**JOB:**
Reproduce every line of the entries below verbatim, omitting the pictures.
....
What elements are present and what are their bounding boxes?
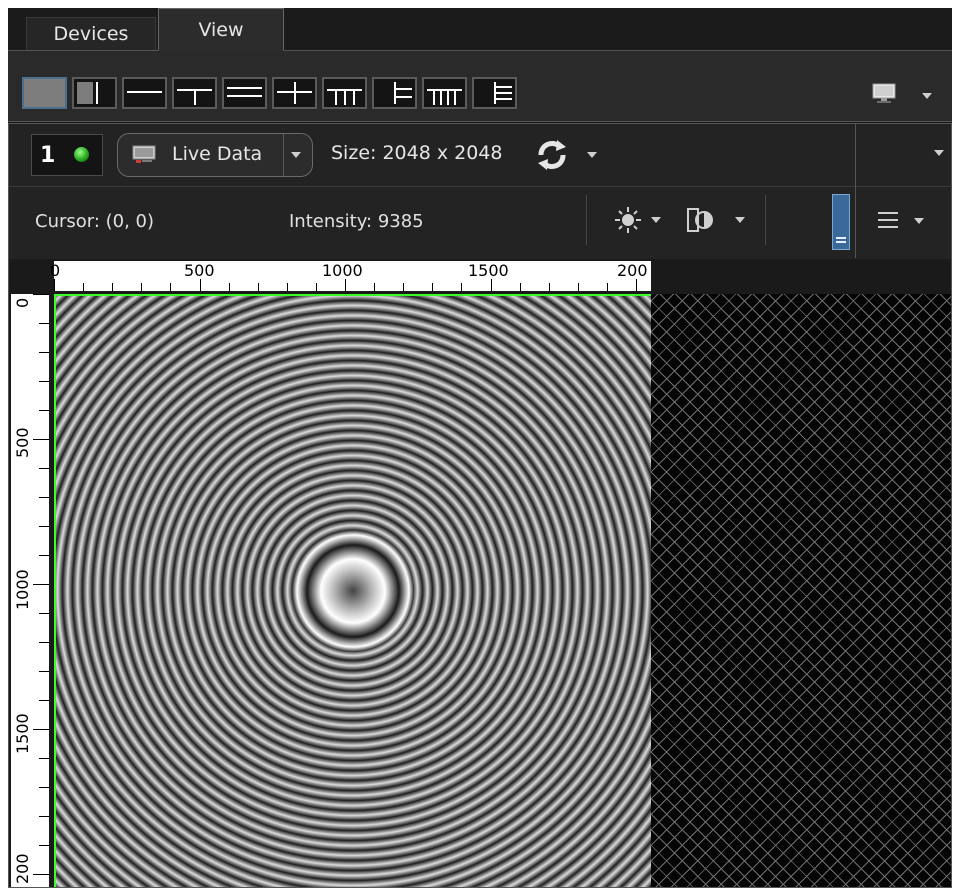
layout-toolbar — [8, 51, 952, 122]
layout-one-top-five-bottom-button[interactable] — [422, 77, 467, 109]
ruler-scale: 0 500 1000 1500 200 — [50, 261, 651, 291]
chevron-down-icon[interactable] — [934, 150, 944, 156]
layout-three-rows-button[interactable] — [222, 77, 267, 109]
chevron-down-icon — [922, 93, 932, 99]
interference-image[interactable] — [54, 294, 651, 887]
divider — [586, 195, 587, 245]
scrollbar-thumb[interactable] — [832, 194, 850, 250]
cursor-position-text: Cursor: (0, 0) — [35, 211, 155, 232]
ruler-label: 1500 — [468, 261, 509, 280]
contrast-icon[interactable] — [685, 205, 715, 235]
brightness-icon[interactable] — [613, 205, 643, 235]
horizontal-ruler: 0 500 1000 1500 200 — [9, 259, 951, 294]
refresh-icon[interactable] — [535, 138, 569, 172]
ruler-label: 1500 — [13, 713, 32, 754]
ruler-label: 0 — [50, 261, 61, 280]
layout-left-plus-three-right-button[interactable] — [372, 77, 417, 109]
chevron-down-icon[interactable] — [914, 218, 924, 224]
ruler-label: 200 — [617, 261, 648, 280]
ruler-label: 1000 — [13, 569, 32, 610]
ruler-label: 1000 — [322, 261, 363, 280]
divider — [765, 195, 766, 245]
viewer-status-bar: Cursor: (0, 0) Intensity: 9385 — [9, 186, 855, 259]
ruler-label: 500 — [184, 261, 215, 280]
ruler-label: 0 — [13, 297, 32, 308]
layout-left-plus-four-right-button[interactable] — [472, 77, 517, 109]
refresh-dropdown-arrow-icon[interactable] — [587, 152, 597, 158]
image-viewer-panel: 1 Live Data Size: 2048 x 2048 Cursor: (0… — [8, 123, 952, 888]
layout-display-dropdown[interactable] — [866, 79, 936, 109]
source-label: Live Data — [172, 143, 263, 165]
dropdown-divider — [283, 134, 284, 176]
divider — [856, 186, 952, 187]
roi-border-top — [54, 294, 651, 296]
monitor-icon — [872, 83, 896, 103]
app-window: Devices View 1 Live Data Size: 2048 x 20… — [8, 8, 952, 888]
camera-monitor-icon — [132, 145, 156, 163]
layout-one-top-two-bottom-button[interactable] — [172, 77, 217, 109]
source-dropdown[interactable]: Live Data — [117, 133, 313, 177]
layout-two-by-two-button[interactable] — [272, 77, 317, 109]
layout-split-horizontal-button[interactable] — [122, 77, 167, 109]
grip-icon — [836, 237, 846, 243]
viewer-header: 1 Live Data Size: 2048 x 2048 — [9, 124, 855, 186]
viewer-side-controls — [855, 124, 952, 258]
chevron-down-icon — [291, 152, 301, 158]
tab-view[interactable]: View — [158, 8, 284, 51]
ruler-label: 500 — [13, 427, 32, 458]
image-display-area[interactable]: 0 500 1000 1500 200 0 500 1000 1500 200 — [9, 259, 951, 887]
brightness-dropdown-arrow-icon[interactable] — [651, 217, 661, 223]
intensity-text: Intensity: 9385 — [289, 211, 424, 232]
status-led-icon — [74, 147, 89, 162]
roi-border-left — [54, 294, 56, 887]
channel-indicator[interactable]: 1 — [31, 134, 103, 176]
ruler-label: 200 — [13, 853, 32, 884]
menu-icon[interactable] — [878, 212, 898, 228]
layout-one-top-four-bottom-button[interactable] — [322, 77, 367, 109]
layout-single-button[interactable] — [22, 77, 67, 109]
vertical-ruler: 0 500 1000 1500 200 — [9, 294, 54, 887]
image-center-fringe — [292, 530, 414, 652]
ruler-scale: 0 500 1000 1500 200 — [11, 294, 49, 887]
channel-number: 1 — [40, 143, 56, 168]
tab-bar: Devices View — [8, 8, 952, 51]
contrast-dropdown-arrow-icon[interactable] — [735, 217, 745, 223]
image-size-text: Size: 2048 x 2048 — [331, 142, 503, 164]
layout-split-vertical-button[interactable] — [72, 77, 117, 109]
tab-devices[interactable]: Devices — [26, 17, 156, 50]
....
**TASK ANSWER:**
What elements are present and what are their bounding boxes?
layout-toolbar — [8, 51, 952, 122]
layout-one-top-five-bottom-button[interactable] — [422, 77, 467, 109]
ruler-scale: 0 500 1000 1500 200 — [50, 261, 651, 291]
chevron-down-icon[interactable] — [934, 150, 944, 156]
layout-three-rows-button[interactable] — [222, 77, 267, 109]
chevron-down-icon — [922, 93, 932, 99]
interference-image[interactable] — [54, 294, 651, 887]
divider — [586, 195, 587, 245]
scrollbar-thumb[interactable] — [832, 194, 850, 250]
cursor-position-text: Cursor: (0, 0) — [35, 211, 155, 232]
ruler-label: 1500 — [468, 261, 509, 280]
contrast-icon[interactable] — [685, 205, 715, 235]
brightness-icon[interactable] — [613, 205, 643, 235]
horizontal-ruler: 0 500 1000 1500 200 — [9, 259, 951, 294]
refresh-icon[interactable] — [535, 138, 569, 172]
ruler-label: 1500 — [13, 713, 32, 754]
ruler-label: 0 — [50, 261, 61, 280]
layout-left-plus-three-right-button[interactable] — [372, 77, 417, 109]
chevron-down-icon[interactable] — [914, 218, 924, 224]
ruler-label: 200 — [617, 261, 648, 280]
ruler-label: 1000 — [13, 569, 32, 610]
ruler-label: 1000 — [322, 261, 363, 280]
divider — [765, 195, 766, 245]
viewer-status-bar: Cursor: (0, 0) Intensity: 9385 — [9, 186, 855, 259]
ruler-label: 500 — [184, 261, 215, 280]
ruler-label: 0 — [13, 297, 32, 308]
layout-left-plus-four-right-button[interactable] — [472, 77, 517, 109]
refresh-dropdown-arrow-icon[interactable] — [587, 152, 597, 158]
image-viewer-panel: 1 Live Data Size: 2048 x 2048 Cursor: (0… — [8, 123, 952, 888]
layout-display-dropdown[interactable] — [866, 79, 936, 109]
source-label: Live Data — [172, 143, 263, 165]
dropdown-divider — [283, 134, 284, 176]
divider — [856, 186, 952, 187]
roi-border-top — [54, 294, 651, 296]
monitor-icon — [872, 83, 896, 103]
app-window: Devices View 1 Live Data Size: 2048 x 20… — [8, 8, 952, 888]
camera-monitor-icon — [132, 145, 156, 163]
layout-one-top-two-bottom-button[interactable] — [172, 77, 217, 109]
source-dropdown[interactable]: Live Data — [117, 133, 313, 177]
layout-two-by-two-button[interactable] — [272, 77, 317, 109]
layout-split-horizontal-button[interactable] — [122, 77, 167, 109]
grip-icon — [836, 237, 846, 243]
viewer-header: 1 Live Data Size: 2048 x 2048 — [9, 124, 855, 186]
viewer-side-controls — [855, 124, 952, 258]
chevron-down-icon — [291, 152, 301, 158]
tab-view[interactable]: View — [158, 8, 284, 51]
ruler-label: 500 — [13, 427, 32, 458]
image-display-area[interactable]: 0 500 1000 1500 200 0 500 1000 1500 200 — [9, 259, 951, 887]
brightness-dropdown-arrow-icon[interactable] — [651, 217, 661, 223]
intensity-text: Intensity: 9385 — [289, 211, 424, 232]
status-led-icon — [74, 147, 89, 162]
roi-border-left — [54, 294, 56, 887]
channel-indicator[interactable]: 1 — [31, 134, 103, 176]
ruler-label: 200 — [13, 853, 32, 884]
menu-icon[interactable] — [878, 212, 898, 228]
layout-one-top-four-bottom-button[interactable] — [322, 77, 367, 109]
layout-single-button[interactable] — [22, 77, 67, 109]
vertical-ruler: 0 500 1000 1500 200 — [9, 294, 54, 887]
image-center-fringe — [292, 530, 414, 652]
ruler-scale: 0 500 1000 1500 200 — [11, 294, 49, 887]
channel-number: 1 — [40, 143, 56, 168]
tab-bar: Devices View — [8, 8, 952, 51]
contrast-dropdown-arrow-icon[interactable] — [735, 217, 745, 223]
image-size-text: Size: 2048 x 2048 — [331, 142, 503, 164]
layout-split-vertical-button[interactable] — [72, 77, 117, 109]
tab-devices[interactable]: Devices — [26, 17, 156, 50]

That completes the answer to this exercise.